● DATA PROVIDED
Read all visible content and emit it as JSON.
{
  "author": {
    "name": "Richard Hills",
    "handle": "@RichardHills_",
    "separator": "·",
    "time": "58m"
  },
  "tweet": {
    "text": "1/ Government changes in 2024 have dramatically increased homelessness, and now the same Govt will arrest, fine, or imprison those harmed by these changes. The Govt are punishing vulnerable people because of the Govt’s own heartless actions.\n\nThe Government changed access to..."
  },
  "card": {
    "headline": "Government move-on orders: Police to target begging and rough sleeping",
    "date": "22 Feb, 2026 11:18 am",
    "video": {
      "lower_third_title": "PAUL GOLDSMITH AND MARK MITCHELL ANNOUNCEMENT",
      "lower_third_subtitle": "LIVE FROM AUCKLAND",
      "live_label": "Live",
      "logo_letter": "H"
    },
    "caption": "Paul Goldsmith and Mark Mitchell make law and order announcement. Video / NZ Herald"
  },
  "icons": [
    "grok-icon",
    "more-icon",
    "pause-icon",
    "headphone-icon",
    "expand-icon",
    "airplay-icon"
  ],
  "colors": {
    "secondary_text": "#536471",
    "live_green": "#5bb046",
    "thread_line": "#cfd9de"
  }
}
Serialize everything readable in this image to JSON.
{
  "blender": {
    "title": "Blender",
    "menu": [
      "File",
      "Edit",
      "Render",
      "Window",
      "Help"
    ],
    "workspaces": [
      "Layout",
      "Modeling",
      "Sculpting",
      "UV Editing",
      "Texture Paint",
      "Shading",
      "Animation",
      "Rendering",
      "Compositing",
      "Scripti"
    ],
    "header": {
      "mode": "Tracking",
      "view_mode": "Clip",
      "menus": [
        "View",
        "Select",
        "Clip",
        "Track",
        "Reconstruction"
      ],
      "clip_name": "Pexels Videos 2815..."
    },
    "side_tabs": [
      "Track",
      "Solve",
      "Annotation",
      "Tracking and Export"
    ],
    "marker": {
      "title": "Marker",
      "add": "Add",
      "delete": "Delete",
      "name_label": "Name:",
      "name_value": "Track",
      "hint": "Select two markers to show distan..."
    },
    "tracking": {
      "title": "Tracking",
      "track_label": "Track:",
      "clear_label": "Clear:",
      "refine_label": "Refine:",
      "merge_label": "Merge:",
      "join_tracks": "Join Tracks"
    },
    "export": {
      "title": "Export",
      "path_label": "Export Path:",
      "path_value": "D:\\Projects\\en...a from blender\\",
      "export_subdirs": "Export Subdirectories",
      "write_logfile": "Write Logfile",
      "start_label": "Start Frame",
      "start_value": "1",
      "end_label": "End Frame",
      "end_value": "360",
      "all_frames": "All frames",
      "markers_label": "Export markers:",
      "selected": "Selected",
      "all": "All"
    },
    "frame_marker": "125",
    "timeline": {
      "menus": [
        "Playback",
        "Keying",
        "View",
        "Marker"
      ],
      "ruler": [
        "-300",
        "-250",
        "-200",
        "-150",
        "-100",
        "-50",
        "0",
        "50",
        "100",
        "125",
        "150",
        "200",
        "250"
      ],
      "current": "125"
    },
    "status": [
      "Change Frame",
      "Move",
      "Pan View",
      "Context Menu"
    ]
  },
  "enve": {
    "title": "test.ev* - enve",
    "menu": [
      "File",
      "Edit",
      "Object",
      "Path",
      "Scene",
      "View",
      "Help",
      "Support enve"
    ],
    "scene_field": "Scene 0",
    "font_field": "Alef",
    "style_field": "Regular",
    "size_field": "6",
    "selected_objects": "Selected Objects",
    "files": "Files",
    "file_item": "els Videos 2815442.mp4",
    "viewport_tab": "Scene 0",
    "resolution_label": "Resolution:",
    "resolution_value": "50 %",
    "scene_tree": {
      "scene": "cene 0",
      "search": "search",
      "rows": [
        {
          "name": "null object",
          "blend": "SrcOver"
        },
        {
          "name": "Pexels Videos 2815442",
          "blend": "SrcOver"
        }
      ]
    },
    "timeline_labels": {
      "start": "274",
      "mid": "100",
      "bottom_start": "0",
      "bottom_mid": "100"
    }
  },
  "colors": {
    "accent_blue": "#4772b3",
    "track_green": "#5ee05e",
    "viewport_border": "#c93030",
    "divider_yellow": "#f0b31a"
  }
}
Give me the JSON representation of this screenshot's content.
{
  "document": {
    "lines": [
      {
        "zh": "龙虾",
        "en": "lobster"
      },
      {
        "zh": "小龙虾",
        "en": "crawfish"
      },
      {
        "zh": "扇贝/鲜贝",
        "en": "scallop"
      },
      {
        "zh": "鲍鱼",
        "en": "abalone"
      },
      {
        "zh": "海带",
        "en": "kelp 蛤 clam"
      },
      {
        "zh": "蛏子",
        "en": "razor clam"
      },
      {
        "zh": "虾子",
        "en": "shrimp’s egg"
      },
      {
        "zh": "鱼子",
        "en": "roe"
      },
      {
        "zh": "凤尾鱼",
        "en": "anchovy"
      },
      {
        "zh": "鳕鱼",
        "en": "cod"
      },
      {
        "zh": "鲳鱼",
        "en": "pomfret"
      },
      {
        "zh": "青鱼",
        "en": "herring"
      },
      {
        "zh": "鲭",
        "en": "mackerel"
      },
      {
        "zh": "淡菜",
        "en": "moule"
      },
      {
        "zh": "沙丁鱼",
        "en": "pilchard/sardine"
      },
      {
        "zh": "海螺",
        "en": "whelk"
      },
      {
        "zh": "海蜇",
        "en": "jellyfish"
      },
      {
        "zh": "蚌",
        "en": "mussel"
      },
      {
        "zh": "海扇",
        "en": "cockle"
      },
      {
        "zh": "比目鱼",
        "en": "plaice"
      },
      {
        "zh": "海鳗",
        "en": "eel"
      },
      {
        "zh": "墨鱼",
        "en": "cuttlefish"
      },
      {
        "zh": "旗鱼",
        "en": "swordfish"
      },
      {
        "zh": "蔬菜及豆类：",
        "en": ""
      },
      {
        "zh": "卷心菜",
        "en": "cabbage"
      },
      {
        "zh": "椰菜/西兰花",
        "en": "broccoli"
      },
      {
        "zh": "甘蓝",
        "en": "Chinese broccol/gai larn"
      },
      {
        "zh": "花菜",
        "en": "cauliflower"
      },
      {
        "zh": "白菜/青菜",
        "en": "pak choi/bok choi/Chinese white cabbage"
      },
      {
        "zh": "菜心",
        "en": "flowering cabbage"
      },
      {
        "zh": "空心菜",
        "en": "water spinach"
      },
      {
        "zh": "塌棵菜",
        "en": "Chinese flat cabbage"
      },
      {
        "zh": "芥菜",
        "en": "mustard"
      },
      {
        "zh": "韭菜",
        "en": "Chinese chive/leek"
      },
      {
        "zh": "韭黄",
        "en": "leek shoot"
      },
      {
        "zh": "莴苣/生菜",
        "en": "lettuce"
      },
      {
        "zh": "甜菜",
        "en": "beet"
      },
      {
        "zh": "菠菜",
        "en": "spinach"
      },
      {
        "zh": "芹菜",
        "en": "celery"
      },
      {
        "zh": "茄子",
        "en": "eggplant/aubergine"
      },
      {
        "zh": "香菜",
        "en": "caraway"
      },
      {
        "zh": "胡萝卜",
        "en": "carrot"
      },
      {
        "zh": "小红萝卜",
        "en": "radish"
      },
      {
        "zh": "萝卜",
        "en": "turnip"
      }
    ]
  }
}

● WHAT TO DO
Extract the listing in its entirety, matching it exactly.

● SOLUTION TO THE EXERCISE
Read all visible content and emit it as JSON.
{
  "author": {
    "name": "Richard Hills",
    "handle": "@RichardHills_",
    "separator": "·",
    "time": "58m"
  },
  "tweet": {
    "text": "1/ Government changes in 2024 have dramatically increased homelessness, and now the same Govt will arrest, fine, or imprison those harmed by these changes. The Govt are punishing vulnerable people because of the Govt’s own heartless actions.\n\nThe Government changed access to..."
  },
  "card": {
    "headline": "Government move-on orders: Police to target begging and rough sleeping",
    "date": "22 Feb, 2026 11:18 am",
    "video": {
      "lower_third_title": "PAUL GOLDSMITH AND MARK MITCHELL ANNOUNCEMENT",
      "lower_third_subtitle": "LIVE FROM AUCKLAND",
      "live_label": "Live",
      "logo_letter": "H"
    },
    "caption": "Paul Goldsmith and Mark Mitchell make law and order announcement. Video / NZ Herald"
  },
  "icons": [
    "grok-icon",
    "more-icon",
    "pause-icon",
    "headphone-icon",
    "expand-icon",
    "airplay-icon"
  ],
  "colors": {
    "secondary_text": "#536471",
    "live_green": "#5bb046",
    "thread_line": "#cfd9de"
  }
}
Serialize everything readable in this image to JSON.
{
  "blender": {
    "title": "Blender",
    "menu": [
      "File",
      "Edit",
      "Render",
      "Window",
      "Help"
    ],
    "workspaces": [
      "Layout",
      "Modeling",
      "Sculpting",
      "UV Editing",
      "Texture Paint",
      "Shading",
      "Animation",
      "Rendering",
      "Compositing",
      "Scripti"
    ],
    "header": {
      "mode": "Tracking",
      "view_mode": "Clip",
      "menus": [
        "View",
        "Select",
        "Clip",
        "Track",
        "Reconstruction"
      ],
      "clip_name": "Pexels Videos 2815..."
    },
    "side_tabs": [
      "Track",
      "Solve",
      "Annotation",
      "Tracking and Export"
    ],
    "marker": {
      "title": "Marker",
      "add": "Add",
      "delete": "Delete",
      "name_label": "Name:",
      "name_value": "Track",
      "hint": "Select two markers to show distan..."
    },
    "tracking": {
      "title": "Tracking",
      "track_label": "Track:",
      "clear_label": "Clear:",
      "refine_label": "Refine:",
      "merge_label": "Merge:",
      "join_tracks": "Join Tracks"
    },
    "export": {
      "title": "Export",
      "path_label": "Export Path:",
      "path_value": "D:\\Projects\\en...a from blender\\",
      "export_subdirs": "Export Subdirectories",
      "write_logfile": "Write Logfile",
      "start_label": "Start Frame",
      "start_value": "1",
      "end_label": "End Frame",
      "end_value": "360",
      "all_frames": "All frames",
      "markers_label": "Export markers:",
      "selected": "Selected",
      "all": "All"
    },
    "frame_marker": "125",
    "timeline": {
      "menus": [
        "Playback",
        "Keying",
        "View",
        "Marker"
      ],
      "ruler": [
        "-300",
        "-250",
        "-200",
        "-150",
        "-100",
        "-50",
        "0",
        "50",
        "100",
        "125",
        "150",
        "200",
        "250"
      ],
      "current": "125"
    },
    "status": [
      "Change Frame",
      "Move",
      "Pan View",
      "Context Menu"
    ]
  },
  "enve": {
    "title": "test.ev* - enve",
    "menu": [
      "File",
      "Edit",
      "Object",
      "Path",
      "Scene",
      "View",
      "Help",
      "Support enve"
    ],
    "scene_field": "Scene 0",
    "font_field": "Alef",
    "style_field": "Regular",
    "size_field": "6",
    "selected_objects": "Selected Objects",
    "files": "Files",
    "file_item": "els Videos 2815442.mp4",
    "viewport_tab": "Scene 0",
    "resolution_label": "Resolution:",
    "resolution_value": "50 %",
    "scene_tree": {
      "scene": "cene 0",
      "search": "search",
      "rows": [
        {
          "name": "null object",
          "blend": "SrcOver"
        },
        {
          "name": "Pexels Videos 2815442",
          "blend": "SrcOver"
        }
      ]
    },
    "timeline_labels": {
      "start": "274",
      "mid": "100",
      "bottom_start": "0",
      "bottom_mid": "100"
    }
  },
  "colors": {
    "accent_blue": "#4772b3",
    "track_green": "#5ee05e",
    "viewport_border": "#c93030",
    "divider_yellow": "#f0b31a"
  }
}
Give me the JSON representation of this screenshot's content.
{
  "document": {
    "lines": [
      {
        "zh": "龙虾",
        "en": "lobster"
      },
      {
        "zh": "小龙虾",
        "en": "crawfish"
      },
      {
        "zh": "扇贝/鲜贝",
        "en": "scallop"
      },
      {
        "zh": "鲍鱼",
        "en": "abalone"
      },
      {
        "zh": "海带",
        "en": "kelp 蛤 clam"
      },
      {
        "zh": "蛏子",
        "en": "razor clam"
      },
      {
        "zh": "虾子",
        "en": "shrimp’s egg"
      },
      {
        "zh": "鱼子",
        "en": "roe"
      },
      {
        "zh": "凤尾鱼",
        "en": "anchovy"
      },
      {
        "zh": "鳕鱼",
        "en": "cod"
      },
      {
        "zh": "鲳鱼",
        "en": "pomfret"
      },
      {
        "zh": "青鱼",
        "en": "herring"
      },
      {
        "zh": "鲭",
        "en": "mackerel"
      },
      {
        "zh": "淡菜",
        "en": "moule"
      },
      {
        "zh": "沙丁鱼",
        "en": "pilchard/sardine"
      },
      {
        "zh": "海螺",
        "en": "whelk"
      },
      {
        "zh": "海蜇",
        "en": "jellyfish"
      },
      {
        "zh": "蚌",
        "en": "mussel"
      },
      {
        "zh": "海扇",
        "en": "cockle"
      },
      {
        "zh": "比目鱼",
        "en": "plaice"
      },
      {
        "zh": "海鳗",
        "en": "eel"
      },
      {
        "zh": "墨鱼",
        "en": "cuttlefish"
      },
      {
        "zh": "旗鱼",
        "en": "swordfish"
      },
      {
        "zh": "蔬菜及豆类：",
        "en": ""
      },
      {
        "zh": "卷心菜",
        "en": "cabbage"
      },
      {
        "zh": "椰菜/西兰花",
        "en": "broccoli"
      },
      {
        "zh": "甘蓝",
        "en": "Chinese broccol/gai larn"
      },
      {
        "zh": "花菜",
        "en": "cauliflower"
      },
      {
        "zh": "白菜/青菜",
        "en": "pak choi/bok choi/Chinese white cabbage"
      },
      {
        "zh": "菜心",
        "en": "flowering cabbage"
      },
      {
        "zh": "空心菜",
        "en": "water spinach"
      },
      {
        "zh": "塌棵菜",
        "en": "Chinese flat cabbage"
      },
      {
        "zh": "芥菜",
        "en": "mustard"
      },
      {
        "zh": "韭菜",
        "en": "Chinese chive/leek"
      },
      {
        "zh": "韭黄",
        "en": "leek shoot"
      },
      {
        "zh": "莴苣/生菜",
        "en": "lettuce"
      },
      {
        "zh": "甜菜",
        "en": "beet"
      },
      {
        "zh": "菠菜",
        "en": "spinach"
      },
      {
        "zh": "芹菜",
        "en": "celery"
      },
      {
        "zh": "茄子",
        "en": "eggplant/aubergine"
      },
      {
        "zh": "香菜",
        "en": "caraway"
      },
      {
        "zh": "胡萝卜",
        "en": "carrot"
      },
      {
        "zh": "小红萝卜",
        "en": "radish"
      },
      {
        "zh": "萝卜",
        "en": "turnip"
      }
    ]
  }
}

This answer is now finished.